> _Input for this task_:
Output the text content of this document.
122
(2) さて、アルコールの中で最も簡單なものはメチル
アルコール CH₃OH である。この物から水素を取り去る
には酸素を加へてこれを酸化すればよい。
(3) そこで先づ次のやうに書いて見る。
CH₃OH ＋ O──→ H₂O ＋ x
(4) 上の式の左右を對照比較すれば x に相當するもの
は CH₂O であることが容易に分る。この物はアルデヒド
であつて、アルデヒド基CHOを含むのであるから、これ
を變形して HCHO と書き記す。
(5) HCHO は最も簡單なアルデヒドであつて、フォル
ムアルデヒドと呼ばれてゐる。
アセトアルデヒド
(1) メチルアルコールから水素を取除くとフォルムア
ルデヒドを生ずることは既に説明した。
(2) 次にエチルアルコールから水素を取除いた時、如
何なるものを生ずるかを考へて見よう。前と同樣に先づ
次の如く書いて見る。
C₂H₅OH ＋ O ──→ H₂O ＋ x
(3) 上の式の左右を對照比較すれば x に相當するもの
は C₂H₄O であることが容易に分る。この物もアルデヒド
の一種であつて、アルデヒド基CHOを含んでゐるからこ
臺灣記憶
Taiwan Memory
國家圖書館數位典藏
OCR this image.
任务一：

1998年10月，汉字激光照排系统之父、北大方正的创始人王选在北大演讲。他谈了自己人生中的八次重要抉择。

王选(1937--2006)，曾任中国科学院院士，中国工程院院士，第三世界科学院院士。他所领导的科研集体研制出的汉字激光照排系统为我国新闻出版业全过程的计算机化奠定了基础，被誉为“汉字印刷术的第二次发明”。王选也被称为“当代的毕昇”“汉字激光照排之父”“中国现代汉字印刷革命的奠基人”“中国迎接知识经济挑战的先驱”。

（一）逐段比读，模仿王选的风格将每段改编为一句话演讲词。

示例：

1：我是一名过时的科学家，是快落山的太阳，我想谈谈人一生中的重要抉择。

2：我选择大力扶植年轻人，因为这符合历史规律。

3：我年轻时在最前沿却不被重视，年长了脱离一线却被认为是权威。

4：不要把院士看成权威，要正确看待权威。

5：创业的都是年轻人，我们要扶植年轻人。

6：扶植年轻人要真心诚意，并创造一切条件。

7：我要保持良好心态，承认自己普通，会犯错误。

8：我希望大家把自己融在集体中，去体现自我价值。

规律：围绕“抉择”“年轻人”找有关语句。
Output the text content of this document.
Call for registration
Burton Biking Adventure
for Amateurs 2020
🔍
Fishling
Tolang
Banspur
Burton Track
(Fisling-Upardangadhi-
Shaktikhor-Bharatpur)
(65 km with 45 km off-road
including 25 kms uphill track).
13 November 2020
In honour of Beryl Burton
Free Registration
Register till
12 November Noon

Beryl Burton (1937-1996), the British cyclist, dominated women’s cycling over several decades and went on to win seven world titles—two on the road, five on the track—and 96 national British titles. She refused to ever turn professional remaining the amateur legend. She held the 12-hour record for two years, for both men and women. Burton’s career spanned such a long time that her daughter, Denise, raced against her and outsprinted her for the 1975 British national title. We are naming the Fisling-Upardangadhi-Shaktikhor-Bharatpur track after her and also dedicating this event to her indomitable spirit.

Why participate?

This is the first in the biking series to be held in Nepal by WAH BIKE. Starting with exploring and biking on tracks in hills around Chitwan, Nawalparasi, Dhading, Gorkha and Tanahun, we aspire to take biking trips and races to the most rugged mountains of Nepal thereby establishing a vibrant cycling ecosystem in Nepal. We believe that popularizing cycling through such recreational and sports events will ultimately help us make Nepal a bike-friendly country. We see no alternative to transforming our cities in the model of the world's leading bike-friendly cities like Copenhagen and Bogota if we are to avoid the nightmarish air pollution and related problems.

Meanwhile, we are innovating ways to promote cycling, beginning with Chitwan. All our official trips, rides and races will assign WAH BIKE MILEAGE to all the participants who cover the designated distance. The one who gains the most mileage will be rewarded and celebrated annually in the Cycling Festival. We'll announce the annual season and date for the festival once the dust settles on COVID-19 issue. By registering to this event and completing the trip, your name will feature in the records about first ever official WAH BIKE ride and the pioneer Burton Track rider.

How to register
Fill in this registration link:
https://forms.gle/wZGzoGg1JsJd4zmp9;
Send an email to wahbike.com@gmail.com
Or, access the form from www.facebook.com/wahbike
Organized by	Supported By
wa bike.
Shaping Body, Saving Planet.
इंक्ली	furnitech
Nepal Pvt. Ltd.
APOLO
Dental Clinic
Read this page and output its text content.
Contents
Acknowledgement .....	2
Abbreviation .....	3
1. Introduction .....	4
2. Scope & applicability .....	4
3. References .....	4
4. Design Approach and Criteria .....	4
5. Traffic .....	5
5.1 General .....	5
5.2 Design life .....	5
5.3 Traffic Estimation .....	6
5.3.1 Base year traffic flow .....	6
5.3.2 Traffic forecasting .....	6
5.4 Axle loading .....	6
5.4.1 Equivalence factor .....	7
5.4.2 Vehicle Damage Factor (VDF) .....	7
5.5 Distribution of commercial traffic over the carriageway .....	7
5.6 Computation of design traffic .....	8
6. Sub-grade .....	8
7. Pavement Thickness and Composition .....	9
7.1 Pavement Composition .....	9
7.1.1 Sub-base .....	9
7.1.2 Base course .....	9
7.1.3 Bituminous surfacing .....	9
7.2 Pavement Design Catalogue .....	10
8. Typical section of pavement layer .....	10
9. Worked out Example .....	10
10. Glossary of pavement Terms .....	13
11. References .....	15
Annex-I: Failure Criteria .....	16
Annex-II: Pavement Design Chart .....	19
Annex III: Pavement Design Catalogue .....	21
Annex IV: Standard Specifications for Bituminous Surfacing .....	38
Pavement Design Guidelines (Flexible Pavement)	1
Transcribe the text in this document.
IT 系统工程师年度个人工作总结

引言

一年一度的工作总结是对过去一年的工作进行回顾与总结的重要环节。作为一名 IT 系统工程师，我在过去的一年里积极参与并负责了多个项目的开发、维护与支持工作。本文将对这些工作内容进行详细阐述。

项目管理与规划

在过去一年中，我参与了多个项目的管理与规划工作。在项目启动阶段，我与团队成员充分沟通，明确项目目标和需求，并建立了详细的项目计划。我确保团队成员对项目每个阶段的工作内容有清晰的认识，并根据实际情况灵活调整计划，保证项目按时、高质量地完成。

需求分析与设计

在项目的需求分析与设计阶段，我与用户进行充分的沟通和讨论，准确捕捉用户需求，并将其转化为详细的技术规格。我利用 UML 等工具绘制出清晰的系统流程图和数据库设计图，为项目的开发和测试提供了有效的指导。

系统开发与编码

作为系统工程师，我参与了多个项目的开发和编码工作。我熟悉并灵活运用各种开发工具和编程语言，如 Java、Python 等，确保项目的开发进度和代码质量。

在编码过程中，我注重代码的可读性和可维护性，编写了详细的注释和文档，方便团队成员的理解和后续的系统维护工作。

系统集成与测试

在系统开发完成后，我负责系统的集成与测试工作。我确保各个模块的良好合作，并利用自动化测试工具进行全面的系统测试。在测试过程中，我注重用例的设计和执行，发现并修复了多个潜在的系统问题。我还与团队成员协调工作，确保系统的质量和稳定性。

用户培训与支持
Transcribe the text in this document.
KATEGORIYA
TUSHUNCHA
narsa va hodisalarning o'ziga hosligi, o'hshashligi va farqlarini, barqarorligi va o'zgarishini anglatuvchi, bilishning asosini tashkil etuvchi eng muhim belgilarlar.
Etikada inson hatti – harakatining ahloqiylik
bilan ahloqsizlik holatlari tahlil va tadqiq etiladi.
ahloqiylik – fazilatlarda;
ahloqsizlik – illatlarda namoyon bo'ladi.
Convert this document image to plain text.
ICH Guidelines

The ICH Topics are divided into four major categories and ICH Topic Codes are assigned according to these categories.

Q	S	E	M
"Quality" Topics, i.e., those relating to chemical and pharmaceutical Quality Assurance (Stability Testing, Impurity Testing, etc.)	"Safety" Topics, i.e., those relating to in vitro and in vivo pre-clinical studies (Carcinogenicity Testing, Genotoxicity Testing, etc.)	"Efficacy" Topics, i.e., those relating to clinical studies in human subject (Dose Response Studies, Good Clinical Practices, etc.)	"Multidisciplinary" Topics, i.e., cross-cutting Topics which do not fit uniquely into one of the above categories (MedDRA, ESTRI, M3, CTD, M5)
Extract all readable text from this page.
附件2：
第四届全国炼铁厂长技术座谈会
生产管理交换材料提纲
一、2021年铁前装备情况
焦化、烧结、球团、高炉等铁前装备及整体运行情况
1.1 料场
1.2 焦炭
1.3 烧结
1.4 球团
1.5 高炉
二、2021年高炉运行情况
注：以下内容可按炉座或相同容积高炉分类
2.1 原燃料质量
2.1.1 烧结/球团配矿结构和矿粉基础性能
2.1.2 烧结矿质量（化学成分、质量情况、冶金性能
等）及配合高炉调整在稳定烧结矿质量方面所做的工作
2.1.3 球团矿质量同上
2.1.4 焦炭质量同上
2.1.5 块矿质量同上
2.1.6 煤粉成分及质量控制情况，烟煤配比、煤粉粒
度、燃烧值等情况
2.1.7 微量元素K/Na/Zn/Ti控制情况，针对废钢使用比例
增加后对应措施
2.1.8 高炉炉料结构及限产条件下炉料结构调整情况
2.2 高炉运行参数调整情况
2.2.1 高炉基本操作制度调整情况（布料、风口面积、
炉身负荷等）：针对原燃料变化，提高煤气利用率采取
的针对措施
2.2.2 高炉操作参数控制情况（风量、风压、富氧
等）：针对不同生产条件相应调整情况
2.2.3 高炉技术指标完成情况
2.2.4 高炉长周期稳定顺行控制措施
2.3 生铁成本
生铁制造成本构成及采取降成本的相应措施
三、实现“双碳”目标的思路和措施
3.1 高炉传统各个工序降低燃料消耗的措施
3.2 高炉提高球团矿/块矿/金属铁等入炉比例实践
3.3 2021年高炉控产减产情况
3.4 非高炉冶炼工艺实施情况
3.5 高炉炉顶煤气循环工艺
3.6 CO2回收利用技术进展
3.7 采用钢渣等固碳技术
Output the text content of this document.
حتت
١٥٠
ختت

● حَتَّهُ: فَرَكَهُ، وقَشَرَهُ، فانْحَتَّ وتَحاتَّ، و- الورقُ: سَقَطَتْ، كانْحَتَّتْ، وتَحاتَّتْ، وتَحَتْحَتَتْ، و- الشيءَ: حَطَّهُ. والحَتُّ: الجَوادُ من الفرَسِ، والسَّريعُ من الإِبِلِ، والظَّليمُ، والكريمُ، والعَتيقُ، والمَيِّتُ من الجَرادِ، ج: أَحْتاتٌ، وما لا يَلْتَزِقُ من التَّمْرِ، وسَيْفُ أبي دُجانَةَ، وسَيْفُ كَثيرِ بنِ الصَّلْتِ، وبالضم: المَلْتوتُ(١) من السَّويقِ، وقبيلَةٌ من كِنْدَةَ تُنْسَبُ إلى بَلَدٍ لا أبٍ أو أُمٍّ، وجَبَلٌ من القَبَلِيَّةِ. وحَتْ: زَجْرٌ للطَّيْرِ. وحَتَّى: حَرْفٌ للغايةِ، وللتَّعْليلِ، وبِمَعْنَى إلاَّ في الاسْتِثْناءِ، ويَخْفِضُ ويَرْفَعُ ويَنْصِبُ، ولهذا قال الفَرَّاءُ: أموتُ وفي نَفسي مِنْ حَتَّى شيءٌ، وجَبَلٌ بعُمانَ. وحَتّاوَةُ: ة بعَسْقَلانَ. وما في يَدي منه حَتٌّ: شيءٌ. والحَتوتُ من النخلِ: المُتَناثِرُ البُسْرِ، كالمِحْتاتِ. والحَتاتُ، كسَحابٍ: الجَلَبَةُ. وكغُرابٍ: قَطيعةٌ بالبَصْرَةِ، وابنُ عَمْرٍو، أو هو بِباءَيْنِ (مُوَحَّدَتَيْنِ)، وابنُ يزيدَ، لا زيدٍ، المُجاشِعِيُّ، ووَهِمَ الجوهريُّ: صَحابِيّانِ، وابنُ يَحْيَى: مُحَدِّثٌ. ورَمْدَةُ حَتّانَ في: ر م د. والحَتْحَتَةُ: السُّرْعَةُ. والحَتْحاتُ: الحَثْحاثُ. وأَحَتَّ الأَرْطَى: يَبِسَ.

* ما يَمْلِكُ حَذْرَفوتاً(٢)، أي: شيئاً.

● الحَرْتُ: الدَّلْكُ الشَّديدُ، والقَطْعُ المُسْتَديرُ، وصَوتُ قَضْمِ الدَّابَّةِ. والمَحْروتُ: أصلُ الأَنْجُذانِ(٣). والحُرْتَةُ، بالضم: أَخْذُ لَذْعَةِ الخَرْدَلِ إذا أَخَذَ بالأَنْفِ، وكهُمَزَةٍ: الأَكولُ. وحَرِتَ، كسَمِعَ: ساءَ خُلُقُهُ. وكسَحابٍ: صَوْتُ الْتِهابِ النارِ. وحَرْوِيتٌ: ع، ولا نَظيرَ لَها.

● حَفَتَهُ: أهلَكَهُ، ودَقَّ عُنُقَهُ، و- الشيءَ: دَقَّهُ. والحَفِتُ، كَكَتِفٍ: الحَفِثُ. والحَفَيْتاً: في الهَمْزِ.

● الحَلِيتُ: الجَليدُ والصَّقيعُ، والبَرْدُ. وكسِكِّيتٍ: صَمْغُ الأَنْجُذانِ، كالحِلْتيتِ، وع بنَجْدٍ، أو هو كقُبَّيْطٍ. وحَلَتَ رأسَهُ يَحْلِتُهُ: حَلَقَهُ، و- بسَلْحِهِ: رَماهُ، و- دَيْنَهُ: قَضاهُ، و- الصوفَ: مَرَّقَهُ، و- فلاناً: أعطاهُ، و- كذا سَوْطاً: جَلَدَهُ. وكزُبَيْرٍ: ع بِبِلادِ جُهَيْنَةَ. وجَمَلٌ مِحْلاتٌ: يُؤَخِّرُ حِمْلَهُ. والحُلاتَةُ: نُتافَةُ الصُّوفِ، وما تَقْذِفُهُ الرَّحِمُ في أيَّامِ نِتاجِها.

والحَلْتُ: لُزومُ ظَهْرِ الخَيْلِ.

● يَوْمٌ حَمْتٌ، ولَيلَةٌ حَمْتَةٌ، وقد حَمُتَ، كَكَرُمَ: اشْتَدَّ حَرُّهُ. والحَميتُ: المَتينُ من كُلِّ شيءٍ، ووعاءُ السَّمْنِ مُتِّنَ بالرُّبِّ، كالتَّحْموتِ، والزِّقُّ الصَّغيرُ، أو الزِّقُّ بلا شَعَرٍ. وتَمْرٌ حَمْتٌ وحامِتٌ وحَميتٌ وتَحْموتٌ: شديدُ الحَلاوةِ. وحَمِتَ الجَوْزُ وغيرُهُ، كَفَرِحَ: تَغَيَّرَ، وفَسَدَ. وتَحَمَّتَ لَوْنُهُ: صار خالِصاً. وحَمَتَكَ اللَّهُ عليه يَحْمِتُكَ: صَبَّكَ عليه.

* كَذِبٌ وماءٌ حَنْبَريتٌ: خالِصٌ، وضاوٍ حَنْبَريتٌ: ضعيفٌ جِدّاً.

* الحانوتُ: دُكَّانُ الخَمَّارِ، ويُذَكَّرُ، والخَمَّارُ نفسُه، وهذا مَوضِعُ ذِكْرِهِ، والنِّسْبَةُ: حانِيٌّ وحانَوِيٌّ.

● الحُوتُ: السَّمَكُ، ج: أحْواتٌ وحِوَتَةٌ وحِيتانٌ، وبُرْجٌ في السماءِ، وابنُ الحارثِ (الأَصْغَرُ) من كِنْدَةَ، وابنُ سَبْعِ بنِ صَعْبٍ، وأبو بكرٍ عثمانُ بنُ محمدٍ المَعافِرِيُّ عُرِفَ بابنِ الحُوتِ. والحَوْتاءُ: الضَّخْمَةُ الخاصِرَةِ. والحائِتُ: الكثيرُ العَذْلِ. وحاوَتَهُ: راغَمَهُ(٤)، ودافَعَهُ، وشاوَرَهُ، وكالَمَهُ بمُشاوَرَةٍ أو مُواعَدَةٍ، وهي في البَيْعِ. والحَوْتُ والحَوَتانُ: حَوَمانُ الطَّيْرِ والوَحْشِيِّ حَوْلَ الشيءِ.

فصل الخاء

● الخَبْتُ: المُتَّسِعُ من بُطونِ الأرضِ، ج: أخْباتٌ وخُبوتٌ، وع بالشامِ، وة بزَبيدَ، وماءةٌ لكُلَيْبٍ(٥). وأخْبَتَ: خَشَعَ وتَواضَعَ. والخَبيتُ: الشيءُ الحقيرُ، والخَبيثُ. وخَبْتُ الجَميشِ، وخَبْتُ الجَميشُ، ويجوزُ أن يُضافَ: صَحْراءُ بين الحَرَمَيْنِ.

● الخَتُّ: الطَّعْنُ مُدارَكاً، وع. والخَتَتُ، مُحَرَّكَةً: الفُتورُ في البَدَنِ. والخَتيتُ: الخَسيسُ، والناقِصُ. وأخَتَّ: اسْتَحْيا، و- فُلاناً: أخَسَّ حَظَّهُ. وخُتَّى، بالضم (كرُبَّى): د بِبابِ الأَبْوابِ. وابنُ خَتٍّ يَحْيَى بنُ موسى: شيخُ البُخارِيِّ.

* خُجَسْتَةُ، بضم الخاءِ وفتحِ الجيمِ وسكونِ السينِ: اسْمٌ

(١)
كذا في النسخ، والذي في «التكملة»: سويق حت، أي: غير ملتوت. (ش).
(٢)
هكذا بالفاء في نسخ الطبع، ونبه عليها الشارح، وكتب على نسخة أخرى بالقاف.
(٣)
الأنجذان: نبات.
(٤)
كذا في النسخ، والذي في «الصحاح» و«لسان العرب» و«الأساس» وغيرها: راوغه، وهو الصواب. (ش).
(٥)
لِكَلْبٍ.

> _The problem_:
Search the data for the string "Guidelines". List each line that has it.

> _Solution to this exercise_:
Pavement Design Guidelines (Flexible Pavement)	1
ICH Guidelines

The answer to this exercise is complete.